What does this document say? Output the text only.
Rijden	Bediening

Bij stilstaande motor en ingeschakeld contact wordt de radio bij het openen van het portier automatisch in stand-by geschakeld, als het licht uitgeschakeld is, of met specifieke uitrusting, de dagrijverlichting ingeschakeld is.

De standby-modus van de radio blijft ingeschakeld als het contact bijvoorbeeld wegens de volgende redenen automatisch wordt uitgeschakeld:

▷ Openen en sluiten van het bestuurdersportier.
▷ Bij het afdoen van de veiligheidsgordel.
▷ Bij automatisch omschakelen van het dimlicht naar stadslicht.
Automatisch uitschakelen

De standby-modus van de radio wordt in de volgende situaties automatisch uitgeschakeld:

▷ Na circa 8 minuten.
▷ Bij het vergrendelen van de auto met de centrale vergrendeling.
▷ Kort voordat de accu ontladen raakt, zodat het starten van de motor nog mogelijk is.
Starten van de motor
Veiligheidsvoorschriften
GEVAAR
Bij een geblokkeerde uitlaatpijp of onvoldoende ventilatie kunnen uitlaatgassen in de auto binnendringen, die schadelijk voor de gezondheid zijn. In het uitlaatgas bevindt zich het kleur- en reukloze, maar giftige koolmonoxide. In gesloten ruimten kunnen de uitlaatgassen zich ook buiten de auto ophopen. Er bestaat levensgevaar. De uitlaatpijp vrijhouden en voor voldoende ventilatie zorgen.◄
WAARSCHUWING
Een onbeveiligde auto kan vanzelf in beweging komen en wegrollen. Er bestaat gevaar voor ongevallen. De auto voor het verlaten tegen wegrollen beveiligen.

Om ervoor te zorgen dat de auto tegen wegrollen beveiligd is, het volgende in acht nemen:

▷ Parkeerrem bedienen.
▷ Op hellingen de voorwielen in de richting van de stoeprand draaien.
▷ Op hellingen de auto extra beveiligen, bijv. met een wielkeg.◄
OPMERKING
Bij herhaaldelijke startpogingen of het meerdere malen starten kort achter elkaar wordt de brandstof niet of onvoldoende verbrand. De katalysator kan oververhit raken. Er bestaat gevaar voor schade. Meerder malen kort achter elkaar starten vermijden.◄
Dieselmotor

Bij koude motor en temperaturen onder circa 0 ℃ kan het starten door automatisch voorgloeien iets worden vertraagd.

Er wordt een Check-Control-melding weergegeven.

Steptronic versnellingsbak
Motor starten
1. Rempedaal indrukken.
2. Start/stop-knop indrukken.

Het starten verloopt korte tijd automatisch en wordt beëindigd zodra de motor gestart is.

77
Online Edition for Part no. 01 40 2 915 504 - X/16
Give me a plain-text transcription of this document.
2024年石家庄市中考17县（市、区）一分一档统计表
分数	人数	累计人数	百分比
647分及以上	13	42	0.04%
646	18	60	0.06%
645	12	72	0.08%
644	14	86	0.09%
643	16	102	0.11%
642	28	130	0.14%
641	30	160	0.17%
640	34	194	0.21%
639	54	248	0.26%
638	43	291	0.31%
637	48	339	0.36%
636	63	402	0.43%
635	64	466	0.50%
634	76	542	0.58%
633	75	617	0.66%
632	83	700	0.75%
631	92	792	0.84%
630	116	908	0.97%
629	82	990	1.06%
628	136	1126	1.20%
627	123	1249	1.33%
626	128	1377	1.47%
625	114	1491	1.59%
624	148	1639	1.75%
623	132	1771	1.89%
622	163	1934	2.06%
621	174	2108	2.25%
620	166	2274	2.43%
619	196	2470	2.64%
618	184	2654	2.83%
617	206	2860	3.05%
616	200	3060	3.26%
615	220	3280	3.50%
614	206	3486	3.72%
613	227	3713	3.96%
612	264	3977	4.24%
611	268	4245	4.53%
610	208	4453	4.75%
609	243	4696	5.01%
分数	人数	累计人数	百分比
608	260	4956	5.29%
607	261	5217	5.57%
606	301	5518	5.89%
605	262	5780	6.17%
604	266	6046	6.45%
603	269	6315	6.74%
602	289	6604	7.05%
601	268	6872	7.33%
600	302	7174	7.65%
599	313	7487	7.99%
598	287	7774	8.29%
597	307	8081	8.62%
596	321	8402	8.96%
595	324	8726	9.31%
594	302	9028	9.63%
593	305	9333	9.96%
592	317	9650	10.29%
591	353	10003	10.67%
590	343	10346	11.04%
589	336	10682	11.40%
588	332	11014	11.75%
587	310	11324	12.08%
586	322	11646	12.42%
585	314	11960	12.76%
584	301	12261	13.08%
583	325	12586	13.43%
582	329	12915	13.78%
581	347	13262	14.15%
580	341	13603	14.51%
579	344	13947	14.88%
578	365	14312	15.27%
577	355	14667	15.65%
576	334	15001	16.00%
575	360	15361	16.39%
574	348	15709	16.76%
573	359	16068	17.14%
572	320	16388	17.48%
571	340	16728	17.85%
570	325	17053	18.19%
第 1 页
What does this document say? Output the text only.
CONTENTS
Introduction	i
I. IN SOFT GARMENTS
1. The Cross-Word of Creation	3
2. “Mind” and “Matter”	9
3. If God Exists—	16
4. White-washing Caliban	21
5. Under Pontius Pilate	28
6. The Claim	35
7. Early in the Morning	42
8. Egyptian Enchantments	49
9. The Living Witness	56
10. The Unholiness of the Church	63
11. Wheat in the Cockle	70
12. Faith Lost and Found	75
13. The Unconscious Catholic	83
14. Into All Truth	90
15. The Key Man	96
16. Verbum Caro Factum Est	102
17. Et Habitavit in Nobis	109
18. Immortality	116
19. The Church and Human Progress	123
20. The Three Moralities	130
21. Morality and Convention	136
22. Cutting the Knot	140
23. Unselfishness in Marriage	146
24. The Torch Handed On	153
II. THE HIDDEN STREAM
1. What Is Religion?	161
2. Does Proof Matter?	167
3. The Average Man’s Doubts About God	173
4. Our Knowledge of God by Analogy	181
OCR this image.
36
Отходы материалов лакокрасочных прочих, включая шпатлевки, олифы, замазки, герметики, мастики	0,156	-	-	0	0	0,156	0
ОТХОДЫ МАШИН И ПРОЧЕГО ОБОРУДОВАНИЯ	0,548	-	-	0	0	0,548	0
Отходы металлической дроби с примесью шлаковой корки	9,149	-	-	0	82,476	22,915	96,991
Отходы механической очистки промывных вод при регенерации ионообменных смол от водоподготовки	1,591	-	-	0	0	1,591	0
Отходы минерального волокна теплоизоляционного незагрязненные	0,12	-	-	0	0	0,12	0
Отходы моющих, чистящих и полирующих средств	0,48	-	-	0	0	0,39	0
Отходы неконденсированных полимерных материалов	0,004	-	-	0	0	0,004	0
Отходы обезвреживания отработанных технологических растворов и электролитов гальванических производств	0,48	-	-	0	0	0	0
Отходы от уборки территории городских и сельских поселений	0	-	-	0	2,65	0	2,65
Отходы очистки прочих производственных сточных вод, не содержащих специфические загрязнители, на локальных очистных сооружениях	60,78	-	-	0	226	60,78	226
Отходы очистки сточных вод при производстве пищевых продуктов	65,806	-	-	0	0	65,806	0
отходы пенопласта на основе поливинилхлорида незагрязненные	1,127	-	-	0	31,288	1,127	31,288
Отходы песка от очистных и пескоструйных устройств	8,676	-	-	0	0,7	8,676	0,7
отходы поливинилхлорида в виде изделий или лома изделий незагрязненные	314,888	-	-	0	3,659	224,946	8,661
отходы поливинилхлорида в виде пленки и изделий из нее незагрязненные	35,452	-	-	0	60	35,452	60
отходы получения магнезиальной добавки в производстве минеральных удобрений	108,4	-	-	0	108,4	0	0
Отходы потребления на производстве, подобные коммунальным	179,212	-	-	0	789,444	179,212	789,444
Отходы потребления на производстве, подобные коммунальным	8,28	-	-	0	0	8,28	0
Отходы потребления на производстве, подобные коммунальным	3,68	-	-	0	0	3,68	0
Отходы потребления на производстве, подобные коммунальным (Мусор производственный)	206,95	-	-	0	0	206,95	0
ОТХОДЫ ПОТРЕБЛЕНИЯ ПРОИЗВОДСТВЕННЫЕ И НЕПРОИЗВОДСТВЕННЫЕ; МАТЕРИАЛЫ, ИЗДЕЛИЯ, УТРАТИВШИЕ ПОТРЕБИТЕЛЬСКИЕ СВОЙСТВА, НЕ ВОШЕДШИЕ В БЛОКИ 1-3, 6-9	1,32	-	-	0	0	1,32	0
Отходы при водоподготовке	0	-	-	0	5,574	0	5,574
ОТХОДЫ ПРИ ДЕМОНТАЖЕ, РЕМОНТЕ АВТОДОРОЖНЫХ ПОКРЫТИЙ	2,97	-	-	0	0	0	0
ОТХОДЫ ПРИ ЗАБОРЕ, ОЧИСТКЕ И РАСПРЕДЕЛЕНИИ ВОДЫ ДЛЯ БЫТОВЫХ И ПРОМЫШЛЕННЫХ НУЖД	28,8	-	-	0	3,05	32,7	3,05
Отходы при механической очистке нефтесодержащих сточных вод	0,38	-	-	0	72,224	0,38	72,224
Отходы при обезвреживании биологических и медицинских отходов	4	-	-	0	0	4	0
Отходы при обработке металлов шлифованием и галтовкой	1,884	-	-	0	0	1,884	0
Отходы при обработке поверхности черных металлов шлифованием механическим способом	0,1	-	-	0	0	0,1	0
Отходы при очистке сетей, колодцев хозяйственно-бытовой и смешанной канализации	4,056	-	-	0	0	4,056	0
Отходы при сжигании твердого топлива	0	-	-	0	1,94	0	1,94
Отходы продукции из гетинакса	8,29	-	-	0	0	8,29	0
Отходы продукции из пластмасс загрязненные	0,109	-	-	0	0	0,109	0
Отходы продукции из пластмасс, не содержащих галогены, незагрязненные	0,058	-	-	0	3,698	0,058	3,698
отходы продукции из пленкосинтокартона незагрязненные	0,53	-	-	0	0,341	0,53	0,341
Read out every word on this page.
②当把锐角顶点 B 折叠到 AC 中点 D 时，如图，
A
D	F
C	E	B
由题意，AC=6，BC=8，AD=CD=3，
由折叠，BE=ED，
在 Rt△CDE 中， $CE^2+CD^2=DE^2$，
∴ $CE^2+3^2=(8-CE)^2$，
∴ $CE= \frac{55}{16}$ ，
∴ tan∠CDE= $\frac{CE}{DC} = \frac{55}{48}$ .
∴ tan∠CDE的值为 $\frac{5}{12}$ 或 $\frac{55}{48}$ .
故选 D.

◇ ◇ ◇ ◇ ◇ ◇ ◇

Scan the entries above. Copy each line that has the string "standby".

● **Answer for this exercise**
De standby-modus van de radio blijft ingeschakeld als het contact bijvoorbeeld wegens de volgende redenen automatisch wordt uitgeschakeld:
De standby-modus van de radio wordt in de volgende situaties automatisch uitgeschakeld:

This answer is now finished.